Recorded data
--
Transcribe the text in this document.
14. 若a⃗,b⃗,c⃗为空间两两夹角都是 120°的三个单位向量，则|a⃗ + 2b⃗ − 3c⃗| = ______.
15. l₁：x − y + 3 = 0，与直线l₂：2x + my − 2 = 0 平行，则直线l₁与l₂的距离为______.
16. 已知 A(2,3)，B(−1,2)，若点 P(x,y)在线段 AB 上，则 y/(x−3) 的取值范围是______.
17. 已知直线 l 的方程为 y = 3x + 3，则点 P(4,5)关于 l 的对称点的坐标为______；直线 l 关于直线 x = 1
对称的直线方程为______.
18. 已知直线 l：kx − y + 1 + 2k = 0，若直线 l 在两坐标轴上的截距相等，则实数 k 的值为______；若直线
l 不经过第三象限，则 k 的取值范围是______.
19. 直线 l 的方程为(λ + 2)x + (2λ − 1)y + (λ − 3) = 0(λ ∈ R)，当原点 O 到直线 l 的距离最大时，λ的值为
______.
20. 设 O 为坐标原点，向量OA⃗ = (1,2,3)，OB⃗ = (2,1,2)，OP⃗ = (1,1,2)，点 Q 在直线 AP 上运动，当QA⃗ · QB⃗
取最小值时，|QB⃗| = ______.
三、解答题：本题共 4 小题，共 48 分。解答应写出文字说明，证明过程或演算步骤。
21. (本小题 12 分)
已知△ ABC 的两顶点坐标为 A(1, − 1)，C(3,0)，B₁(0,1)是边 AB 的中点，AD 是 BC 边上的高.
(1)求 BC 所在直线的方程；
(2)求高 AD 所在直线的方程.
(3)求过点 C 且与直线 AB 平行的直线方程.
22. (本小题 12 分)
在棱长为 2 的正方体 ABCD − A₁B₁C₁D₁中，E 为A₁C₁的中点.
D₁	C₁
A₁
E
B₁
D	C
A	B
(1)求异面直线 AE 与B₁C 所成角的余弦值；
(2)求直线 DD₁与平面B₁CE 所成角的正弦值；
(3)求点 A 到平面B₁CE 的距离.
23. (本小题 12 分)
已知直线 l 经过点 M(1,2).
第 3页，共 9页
--
TASK BRIEF: The records above must be repeated exactly, every one of them.

EXERCISE ANSWER:
Transcribe the text in this document.
14. 若a⃗,b⃗,c⃗为空间两两夹角都是 120°的三个单位向量，则|a⃗ + 2b⃗ − 3c⃗| = ______.
15. l₁：x − y + 3 = 0，与直线l₂：2x + my − 2 = 0 平行，则直线l₁与l₂的距离为______.
16. 已知 A(2,3)，B(−1,2)，若点 P(x,y)在线段 AB 上，则 y/(x−3) 的取值范围是______.
17. 已知直线 l 的方程为 y = 3x + 3，则点 P(4,5)关于 l 的对称点的坐标为______；直线 l 关于直线 x = 1
对称的直线方程为______.
18. 已知直线 l：kx − y + 1 + 2k = 0，若直线 l 在两坐标轴上的截距相等，则实数 k 的值为______；若直线
l 不经过第三象限，则 k 的取值范围是______.
19. 直线 l 的方程为(λ + 2)x + (2λ − 1)y + (λ − 3) = 0(λ ∈ R)，当原点 O 到直线 l 的距离最大时，λ的值为
______.
20. 设 O 为坐标原点，向量OA⃗ = (1,2,3)，OB⃗ = (2,1,2)，OP⃗ = (1,1,2)，点 Q 在直线 AP 上运动，当QA⃗ · QB⃗
取最小值时，|QB⃗| = ______.
三、解答题：本题共 4 小题，共 48 分。解答应写出文字说明，证明过程或演算步骤。
21. (本小题 12 分)
已知△ ABC 的两顶点坐标为 A(1, − 1)，C(3,0)，B₁(0,1)是边 AB 的中点，AD 是 BC 边上的高.
(1)求 BC 所在直线的方程；
(2)求高 AD 所在直线的方程.
(3)求过点 C 且与直线 AB 平行的直线方程.
22. (本小题 12 分)
在棱长为 2 的正方体 ABCD − A₁B₁C₁D₁中，E 为A₁C₁的中点.
D₁	C₁
A₁
E
B₁
D	C
A	B
(1)求异面直线 AE 与B₁C 所成角的余弦值；
(2)求直线 DD₁与平面B₁CE 所成角的正弦值；
(3)求点 A 到平面B₁CE 的距离.
23. (本小题 12 分)
已知直线 l 经过点 M(1,2).
第 3页，共 9页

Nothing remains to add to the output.